— Start DOCUMENT SECTION —
How Will Cable Operators Re-Architect to Add Upstream Bandwidth?

Hybrid fiber coax upgrades intended to increase upstream bandwidth can take a number of forms. Shrinking the serving areas; switching to fiber-to-home and re-architecting the network for different frequency plans are the typical choices. 

For operators who want to delay the shift to FTTH, moving from the standard HFC low-split design, and substituting a mid-split or high-split frequency plan, are the two architectural choices other than shrinking the fiber node serving areas or moving to an entirely-new FTTH network. 

As always, incrementalism is favored. Comcast appears to prefer the mid-split option, while Charter seems to be leaning towards a more-radical high-split approach. In terms of capital investment, the mid-split choice might be a shorter-window bridge to FTTH, while high-split might allow a longer window before FTTH is required. 

More symmetrical bandwidth is a large part of the thinking.
— End DOCUMENT SECTION —
— Start DATA LINES —
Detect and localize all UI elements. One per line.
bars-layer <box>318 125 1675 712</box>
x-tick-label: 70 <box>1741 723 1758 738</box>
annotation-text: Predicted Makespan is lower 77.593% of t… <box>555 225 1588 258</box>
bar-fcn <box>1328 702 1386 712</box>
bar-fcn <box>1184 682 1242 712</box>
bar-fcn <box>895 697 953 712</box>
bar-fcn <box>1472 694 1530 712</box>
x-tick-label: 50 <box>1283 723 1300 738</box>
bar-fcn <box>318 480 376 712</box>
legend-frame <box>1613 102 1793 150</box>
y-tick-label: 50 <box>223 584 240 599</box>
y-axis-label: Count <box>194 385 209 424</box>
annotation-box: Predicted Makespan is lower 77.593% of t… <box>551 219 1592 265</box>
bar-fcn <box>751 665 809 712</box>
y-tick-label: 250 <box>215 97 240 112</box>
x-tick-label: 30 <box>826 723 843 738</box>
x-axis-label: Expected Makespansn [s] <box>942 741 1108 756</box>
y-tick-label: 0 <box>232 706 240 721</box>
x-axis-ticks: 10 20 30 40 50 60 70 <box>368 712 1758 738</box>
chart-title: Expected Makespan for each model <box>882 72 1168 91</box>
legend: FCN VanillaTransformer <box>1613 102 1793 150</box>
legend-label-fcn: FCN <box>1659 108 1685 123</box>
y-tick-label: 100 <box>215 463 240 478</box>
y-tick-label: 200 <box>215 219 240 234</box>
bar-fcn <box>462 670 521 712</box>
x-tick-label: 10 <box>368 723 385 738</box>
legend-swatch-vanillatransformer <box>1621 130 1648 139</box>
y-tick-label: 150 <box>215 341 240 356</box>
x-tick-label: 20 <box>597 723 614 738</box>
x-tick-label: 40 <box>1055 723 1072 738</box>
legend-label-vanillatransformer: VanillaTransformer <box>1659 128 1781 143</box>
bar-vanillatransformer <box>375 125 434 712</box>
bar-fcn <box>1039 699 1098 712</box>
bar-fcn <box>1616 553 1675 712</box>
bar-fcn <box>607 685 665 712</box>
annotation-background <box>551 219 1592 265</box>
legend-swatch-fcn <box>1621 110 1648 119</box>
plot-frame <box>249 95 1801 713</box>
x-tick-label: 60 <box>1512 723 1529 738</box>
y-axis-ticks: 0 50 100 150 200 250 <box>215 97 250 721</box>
— End DATA LINES —
> DIRECTIONS FOR THIS TASK: Continue the article on re-architecting cable networks for more upstream bandwidth, picking up right after its final sentence.

> ANSWER TO THE TASK:
DOCSIS 4.0 is going to force decisions about which path to take to support symmetrical multi-gigabit-per-second speeds of as much as 10Gbps downstream and up to 6 Gbps upstream.

source: Comscope 

Hybrid fiber coax networks still use frequency division, separating upstream and downstream traffic by frequency. So when a cable operator contemplates adopting mid-split or high-split designs, there are implications for active and passive network elements, especially for the more-radical high-split design. 

At this point, executives also will ask themselves whether, if radical changes are required, whether it would not be better to simply switch to fiber-to-home. 

source: Broadband Library 

Our notions of mid-split and high-split frequency plans have shifted a bit over the years, as total bandwidth has grown beyond 450 MHz up to 1.2 GHz. A designation of “mid-split”  made more sense in an era where total bandwidth was capped at about 450 MHz or 550 MHz. In those days, 108 MHz to 116 MHz of return bandwidth was perhaps 42 percent of the usable bandwidth. 

Hence the “mid-split” designation.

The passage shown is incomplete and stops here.